__Input for this task__
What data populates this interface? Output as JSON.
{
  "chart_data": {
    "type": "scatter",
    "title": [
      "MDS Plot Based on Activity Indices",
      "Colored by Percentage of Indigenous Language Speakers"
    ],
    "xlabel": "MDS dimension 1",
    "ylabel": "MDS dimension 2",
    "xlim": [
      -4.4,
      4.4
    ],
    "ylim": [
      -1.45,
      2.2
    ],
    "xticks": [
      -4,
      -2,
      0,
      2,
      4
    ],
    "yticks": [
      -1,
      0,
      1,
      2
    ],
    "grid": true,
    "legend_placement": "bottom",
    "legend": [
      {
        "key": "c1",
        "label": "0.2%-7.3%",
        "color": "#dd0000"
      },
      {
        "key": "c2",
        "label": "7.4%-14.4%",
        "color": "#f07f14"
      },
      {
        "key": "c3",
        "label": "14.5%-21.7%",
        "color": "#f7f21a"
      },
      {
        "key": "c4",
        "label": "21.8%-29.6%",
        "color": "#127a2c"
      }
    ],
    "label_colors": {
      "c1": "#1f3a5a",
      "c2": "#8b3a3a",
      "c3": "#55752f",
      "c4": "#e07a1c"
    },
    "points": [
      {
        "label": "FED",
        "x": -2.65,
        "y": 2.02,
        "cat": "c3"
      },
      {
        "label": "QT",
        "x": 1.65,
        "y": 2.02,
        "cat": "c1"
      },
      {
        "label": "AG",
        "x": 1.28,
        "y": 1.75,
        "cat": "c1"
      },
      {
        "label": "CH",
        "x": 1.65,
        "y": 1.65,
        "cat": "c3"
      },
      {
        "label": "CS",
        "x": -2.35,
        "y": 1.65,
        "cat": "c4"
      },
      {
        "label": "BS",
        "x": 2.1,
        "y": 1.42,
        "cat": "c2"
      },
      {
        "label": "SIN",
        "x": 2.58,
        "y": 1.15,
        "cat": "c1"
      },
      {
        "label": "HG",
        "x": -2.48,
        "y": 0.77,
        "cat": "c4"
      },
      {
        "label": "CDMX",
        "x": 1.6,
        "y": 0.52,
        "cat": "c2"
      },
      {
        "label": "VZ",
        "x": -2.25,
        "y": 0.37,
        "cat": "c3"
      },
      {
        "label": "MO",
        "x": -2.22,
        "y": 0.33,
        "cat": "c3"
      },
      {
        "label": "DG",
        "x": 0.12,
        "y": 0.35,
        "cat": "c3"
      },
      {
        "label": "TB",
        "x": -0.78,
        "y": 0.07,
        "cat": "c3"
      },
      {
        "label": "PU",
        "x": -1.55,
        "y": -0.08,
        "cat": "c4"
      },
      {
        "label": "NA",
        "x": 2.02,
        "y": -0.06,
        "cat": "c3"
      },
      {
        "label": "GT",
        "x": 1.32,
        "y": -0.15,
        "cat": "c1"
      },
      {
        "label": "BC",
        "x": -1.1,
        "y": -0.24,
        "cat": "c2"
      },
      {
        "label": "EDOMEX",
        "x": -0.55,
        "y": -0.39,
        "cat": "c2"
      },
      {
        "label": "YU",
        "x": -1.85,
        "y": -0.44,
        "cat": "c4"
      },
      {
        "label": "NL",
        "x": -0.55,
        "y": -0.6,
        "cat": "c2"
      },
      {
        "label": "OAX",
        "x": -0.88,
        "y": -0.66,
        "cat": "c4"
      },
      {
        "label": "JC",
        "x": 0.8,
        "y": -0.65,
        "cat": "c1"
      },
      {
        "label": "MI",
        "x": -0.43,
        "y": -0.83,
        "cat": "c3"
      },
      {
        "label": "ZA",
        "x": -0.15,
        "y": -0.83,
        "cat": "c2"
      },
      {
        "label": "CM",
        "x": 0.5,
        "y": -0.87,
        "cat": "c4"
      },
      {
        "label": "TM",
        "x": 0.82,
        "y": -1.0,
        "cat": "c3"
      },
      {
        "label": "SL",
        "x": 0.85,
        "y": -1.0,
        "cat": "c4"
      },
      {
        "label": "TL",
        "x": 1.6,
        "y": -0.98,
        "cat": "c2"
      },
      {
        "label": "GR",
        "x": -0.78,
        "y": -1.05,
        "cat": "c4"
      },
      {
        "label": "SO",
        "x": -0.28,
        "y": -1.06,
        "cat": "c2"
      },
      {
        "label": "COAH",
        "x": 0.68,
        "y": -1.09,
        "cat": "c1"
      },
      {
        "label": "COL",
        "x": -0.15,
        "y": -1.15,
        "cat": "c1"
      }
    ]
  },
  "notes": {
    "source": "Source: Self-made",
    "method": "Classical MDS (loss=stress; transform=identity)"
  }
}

__Job__
Show all lines from the records above where the word "dimension" occurs.

__The reply__
    "xlabel": "MDS dimension 1",
    "ylabel": "MDS dimension 2",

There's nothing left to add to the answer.